## [Short exercise]
Copy out every record below with complete accuracy.

[Dataset rows]
* * *
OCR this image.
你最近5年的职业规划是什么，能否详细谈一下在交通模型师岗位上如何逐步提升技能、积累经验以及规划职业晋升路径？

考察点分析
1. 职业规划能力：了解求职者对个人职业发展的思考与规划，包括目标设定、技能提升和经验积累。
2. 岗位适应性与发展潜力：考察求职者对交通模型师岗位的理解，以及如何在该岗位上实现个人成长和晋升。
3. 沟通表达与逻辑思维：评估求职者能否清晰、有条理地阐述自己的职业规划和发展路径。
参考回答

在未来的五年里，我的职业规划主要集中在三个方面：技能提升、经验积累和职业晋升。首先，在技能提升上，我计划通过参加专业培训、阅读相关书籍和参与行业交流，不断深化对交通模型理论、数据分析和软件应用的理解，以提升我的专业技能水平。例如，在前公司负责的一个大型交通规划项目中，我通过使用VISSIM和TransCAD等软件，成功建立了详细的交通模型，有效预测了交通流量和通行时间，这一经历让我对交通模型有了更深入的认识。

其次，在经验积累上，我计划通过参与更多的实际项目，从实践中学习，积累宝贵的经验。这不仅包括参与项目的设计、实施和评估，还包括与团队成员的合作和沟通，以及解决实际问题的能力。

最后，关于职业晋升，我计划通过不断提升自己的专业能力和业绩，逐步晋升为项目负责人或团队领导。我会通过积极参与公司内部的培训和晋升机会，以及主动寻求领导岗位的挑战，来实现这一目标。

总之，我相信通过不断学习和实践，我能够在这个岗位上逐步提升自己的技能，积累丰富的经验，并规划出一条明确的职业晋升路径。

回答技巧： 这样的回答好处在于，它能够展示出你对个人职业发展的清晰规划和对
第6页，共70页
* * *
## [The answer]
OCR this image.
你最近5年的职业规划是什么，能否详细谈一下在交通模型师岗位上如何逐步提升技能、积累经验以及规划职业晋升路径？

考察点分析
1. 职业规划能力：了解求职者对个人职业发展的思考与规划，包括目标设定、技能提升和经验积累。
2. 岗位适应性与发展潜力：考察求职者对交通模型师岗位的理解，以及如何在该岗位上实现个人成长和晋升。
3. 沟通表达与逻辑思维：评估求职者能否清晰、有条理地阐述自己的职业规划和发展路径。
参考回答

在未来的五年里，我的职业规划主要集中在三个方面：技能提升、经验积累和职业晋升。首先，在技能提升上，我计划通过参加专业培训、阅读相关书籍和参与行业交流，不断深化对交通模型理论、数据分析和软件应用的理解，以提升我的专业技能水平。例如，在前公司负责的一个大型交通规划项目中，我通过使用VISSIM和TransCAD等软件，成功建立了详细的交通模型，有效预测了交通流量和通行时间，这一经历让我对交通模型有了更深入的认识。

其次，在经验积累上，我计划通过参与更多的实际项目，从实践中学习，积累宝贵的经验。这不仅包括参与项目的设计、实施和评估，还包括与团队成员的合作和沟通，以及解决实际问题的能力。

最后，关于职业晋升，我计划通过不断提升自己的专业能力和业绩，逐步晋升为项目负责人或团队领导。我会通过积极参与公司内部的培训和晋升机会，以及主动寻求领导岗位的挑战，来实现这一目标。

总之，我相信通过不断学习和实践，我能够在这个岗位上逐步提升自己的技能，积累丰富的经验，并规划出一条明确的职业晋升路径。

回答技巧： 这样的回答好处在于，它能够展示出你对个人职业发展的清晰规划和对
第6页，共70页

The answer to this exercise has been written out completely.